# start of Stored rows
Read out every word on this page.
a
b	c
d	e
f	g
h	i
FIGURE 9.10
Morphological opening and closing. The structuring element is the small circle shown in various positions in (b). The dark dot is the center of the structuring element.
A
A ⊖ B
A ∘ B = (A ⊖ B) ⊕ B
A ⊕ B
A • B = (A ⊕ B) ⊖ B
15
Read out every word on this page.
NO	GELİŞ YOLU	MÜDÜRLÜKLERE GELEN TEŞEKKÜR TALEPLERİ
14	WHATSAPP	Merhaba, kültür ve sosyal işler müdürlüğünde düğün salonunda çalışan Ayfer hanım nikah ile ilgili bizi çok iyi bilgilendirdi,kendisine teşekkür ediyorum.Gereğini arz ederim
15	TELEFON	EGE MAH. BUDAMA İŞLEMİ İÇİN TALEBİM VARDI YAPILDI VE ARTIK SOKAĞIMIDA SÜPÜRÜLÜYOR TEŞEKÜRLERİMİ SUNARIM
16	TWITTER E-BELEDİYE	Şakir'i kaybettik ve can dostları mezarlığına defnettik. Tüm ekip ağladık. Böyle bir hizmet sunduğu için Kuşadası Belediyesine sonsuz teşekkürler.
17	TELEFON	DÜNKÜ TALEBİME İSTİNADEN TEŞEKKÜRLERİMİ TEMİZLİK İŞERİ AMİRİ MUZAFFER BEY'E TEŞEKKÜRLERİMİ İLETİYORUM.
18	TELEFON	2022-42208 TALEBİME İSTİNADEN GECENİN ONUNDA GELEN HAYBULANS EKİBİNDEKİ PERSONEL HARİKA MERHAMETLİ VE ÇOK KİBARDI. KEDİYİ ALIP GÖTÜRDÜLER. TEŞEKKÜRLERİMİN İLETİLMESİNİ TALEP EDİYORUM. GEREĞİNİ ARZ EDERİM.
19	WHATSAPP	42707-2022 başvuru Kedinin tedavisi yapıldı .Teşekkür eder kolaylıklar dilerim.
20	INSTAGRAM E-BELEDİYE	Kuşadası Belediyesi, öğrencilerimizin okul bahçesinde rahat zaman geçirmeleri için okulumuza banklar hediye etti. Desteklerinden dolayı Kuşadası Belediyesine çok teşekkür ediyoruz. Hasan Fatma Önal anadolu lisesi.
# end of Stored rows
What to work on: Your task is to give the records above again, exactly.

Exercise solution:
Read out every word on this page.
a
b	c
d	e
f	g
h	i
FIGURE 9.10
Morphological opening and closing. The structuring element is the small circle shown in various positions in (b). The dark dot is the center of the structuring element.
A
A ⊖ B
A ∘ B = (A ⊖ B) ⊕ B
A ⊕ B
A • B = (A ⊕ B) ⊖ B
15
Read out every word on this page.
NO	GELİŞ YOLU	MÜDÜRLÜKLERE GELEN TEŞEKKÜR TALEPLERİ
14	WHATSAPP	Merhaba, kültür ve sosyal işler müdürlüğünde düğün salonunda çalışan Ayfer hanım nikah ile ilgili bizi çok iyi bilgilendirdi,kendisine teşekkür ediyorum.Gereğini arz ederim
15	TELEFON	EGE MAH. BUDAMA İŞLEMİ İÇİN TALEBİM VARDI YAPILDI VE ARTIK SOKAĞIMIDA SÜPÜRÜLÜYOR TEŞEKÜRLERİMİ SUNARIM
16	TWITTER E-BELEDİYE	Şakir'i kaybettik ve can dostları mezarlığına defnettik. Tüm ekip ağladık. Böyle bir hizmet sunduğu için Kuşadası Belediyesine sonsuz teşekkürler.
17	TELEFON	DÜNKÜ TALEBİME İSTİNADEN TEŞEKKÜRLERİMİ TEMİZLİK İŞERİ AMİRİ MUZAFFER BEY'E TEŞEKKÜRLERİMİ İLETİYORUM.
18	TELEFON	2022-42208 TALEBİME İSTİNADEN GECENİN ONUNDA GELEN HAYBULANS EKİBİNDEKİ PERSONEL HARİKA MERHAMETLİ VE ÇOK KİBARDI. KEDİYİ ALIP GÖTÜRDÜLER. TEŞEKKÜRLERİMİN İLETİLMESİNİ TALEP EDİYORUM. GEREĞİNİ ARZ EDERİM.
19	WHATSAPP	42707-2022 başvuru Kedinin tedavisi yapıldı .Teşekkür eder kolaylıklar dilerim.
20	INSTAGRAM E-BELEDİYE	Kuşadası Belediyesi, öğrencilerimizin okul bahçesinde rahat zaman geçirmeleri için okulumuza banklar hediye etti. Desteklerinden dolayı Kuşadası Belediyesine çok teşekkür ediyoruz. Hasan Fatma Önal anadolu lisesi.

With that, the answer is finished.